- WRITTEN REQUEST:
Copy down all of the data underneath, exactly as shown.

◇ ◇ ◇ ◇ ◇ ◇ ◇

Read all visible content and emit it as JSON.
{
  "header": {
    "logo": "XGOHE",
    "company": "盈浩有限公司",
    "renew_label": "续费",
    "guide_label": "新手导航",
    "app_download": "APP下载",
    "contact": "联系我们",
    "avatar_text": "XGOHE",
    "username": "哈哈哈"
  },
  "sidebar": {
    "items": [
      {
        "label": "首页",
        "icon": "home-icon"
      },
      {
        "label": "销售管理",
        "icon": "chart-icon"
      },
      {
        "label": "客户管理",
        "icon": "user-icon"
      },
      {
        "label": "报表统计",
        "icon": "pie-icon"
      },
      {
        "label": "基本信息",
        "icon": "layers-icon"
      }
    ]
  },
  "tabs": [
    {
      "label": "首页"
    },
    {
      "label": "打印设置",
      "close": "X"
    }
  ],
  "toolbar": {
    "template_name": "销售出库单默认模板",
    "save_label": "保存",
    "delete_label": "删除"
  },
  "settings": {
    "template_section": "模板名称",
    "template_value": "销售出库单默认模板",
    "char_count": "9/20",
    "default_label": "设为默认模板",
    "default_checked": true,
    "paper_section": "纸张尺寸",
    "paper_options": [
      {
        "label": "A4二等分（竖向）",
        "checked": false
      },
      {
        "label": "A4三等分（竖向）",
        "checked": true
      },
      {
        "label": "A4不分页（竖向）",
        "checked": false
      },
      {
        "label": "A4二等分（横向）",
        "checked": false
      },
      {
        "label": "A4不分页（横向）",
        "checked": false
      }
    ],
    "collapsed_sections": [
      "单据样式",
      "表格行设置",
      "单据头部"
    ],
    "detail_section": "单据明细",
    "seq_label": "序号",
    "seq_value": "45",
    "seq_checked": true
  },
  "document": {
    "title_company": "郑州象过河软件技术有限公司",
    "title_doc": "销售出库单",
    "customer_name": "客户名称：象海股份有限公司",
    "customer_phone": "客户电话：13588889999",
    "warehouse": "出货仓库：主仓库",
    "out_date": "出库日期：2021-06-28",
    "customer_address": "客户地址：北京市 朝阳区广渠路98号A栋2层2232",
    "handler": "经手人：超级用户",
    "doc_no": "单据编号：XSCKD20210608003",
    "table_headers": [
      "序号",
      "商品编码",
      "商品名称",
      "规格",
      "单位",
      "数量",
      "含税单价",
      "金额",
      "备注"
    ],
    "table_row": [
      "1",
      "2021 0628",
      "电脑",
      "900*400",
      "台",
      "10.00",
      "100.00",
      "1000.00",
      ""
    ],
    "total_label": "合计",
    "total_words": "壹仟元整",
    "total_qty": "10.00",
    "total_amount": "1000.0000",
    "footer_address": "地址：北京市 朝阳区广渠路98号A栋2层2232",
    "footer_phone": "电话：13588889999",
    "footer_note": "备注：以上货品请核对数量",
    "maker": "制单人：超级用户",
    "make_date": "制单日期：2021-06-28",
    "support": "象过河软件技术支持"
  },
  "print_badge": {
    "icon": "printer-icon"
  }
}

◇ ◇ ◇ ◇ ◇ ◇ ◇

- SOLUTION FOR THIS EXERCISE:
Read all visible content and emit it as JSON.
{
  "header": {
    "logo": "XGOHE",
    "company": "盈浩有限公司",
    "renew_label": "续费",
    "guide_label": "新手导航",
    "app_download": "APP下载",
    "contact": "联系我们",
    "avatar_text": "XGOHE",
    "username": "哈哈哈"
  },
  "sidebar": {
    "items": [
      {
        "label": "首页",
        "icon": "home-icon"
      },
      {
        "label": "销售管理",
        "icon": "chart-icon"
      },
      {
        "label": "客户管理",
        "icon": "user-icon"
      },
      {
        "label": "报表统计",
        "icon": "pie-icon"
      },
      {
        "label": "基本信息",
        "icon": "layers-icon"
      }
    ]
  },
  "tabs": [
    {
      "label": "首页"
    },
    {
      "label": "打印设置",
      "close": "X"
    }
  ],
  "toolbar": {
    "template_name": "销售出库单默认模板",
    "save_label": "保存",
    "delete_label": "删除"
  },
  "settings": {
    "template_section": "模板名称",
    "template_value": "销售出库单默认模板",
    "char_count": "9/20",
    "default_label": "设为默认模板",
    "default_checked": true,
    "paper_section": "纸张尺寸",
    "paper_options": [
      {
        "label": "A4二等分（竖向）",
        "checked": false
      },
      {
        "label": "A4三等分（竖向）",
        "checked": true
      },
      {
        "label": "A4不分页（竖向）",
        "checked": false
      },
      {
        "label": "A4二等分（横向）",
        "checked": false
      },
      {
        "label": "A4不分页（横向）",
        "checked": false
      }
    ],
    "collapsed_sections": [
      "单据样式",
      "表格行设置",
      "单据头部"
    ],
    "detail_section": "单据明细",
    "seq_label": "序号",
    "seq_value": "45",
    "seq_checked": true
  },
  "document": {
    "title_company": "郑州象过河软件技术有限公司",
    "title_doc": "销售出库单",
    "customer_name": "客户名称：象海股份有限公司",
    "customer_phone": "客户电话：13588889999",
    "warehouse": "出货仓库：主仓库",
    "out_date": "出库日期：2021-06-28",
    "customer_address": "客户地址：北京市 朝阳区广渠路98号A栋2层2232",
    "handler": "经手人：超级用户",
    "doc_no": "单据编号：XSCKD20210608003",
    "table_headers": [
      "序号",
      "商品编码",
      "商品名称",
      "规格",
      "单位",
      "数量",
      "含税单价",
      "金额",
      "备注"
    ],
    "table_row": [
      "1",
      "2021 0628",
      "电脑",
      "900*400",
      "台",
      "10.00",
      "100.00",
      "1000.00",
      ""
    ],
    "total_label": "合计",
    "total_words": "壹仟元整",
    "total_qty": "10.00",
    "total_amount": "1000.0000",
    "footer_address": "地址：北京市 朝阳区广渠路98号A栋2层2232",
    "footer_phone": "电话：13588889999",
    "footer_note": "备注：以上货品请核对数量",
    "maker": "制单人：超级用户",
    "make_date": "制单日期：2021-06-28",
    "support": "象过河软件技术支持"
  },
  "print_badge": {
    "icon": "printer-icon"
  }
}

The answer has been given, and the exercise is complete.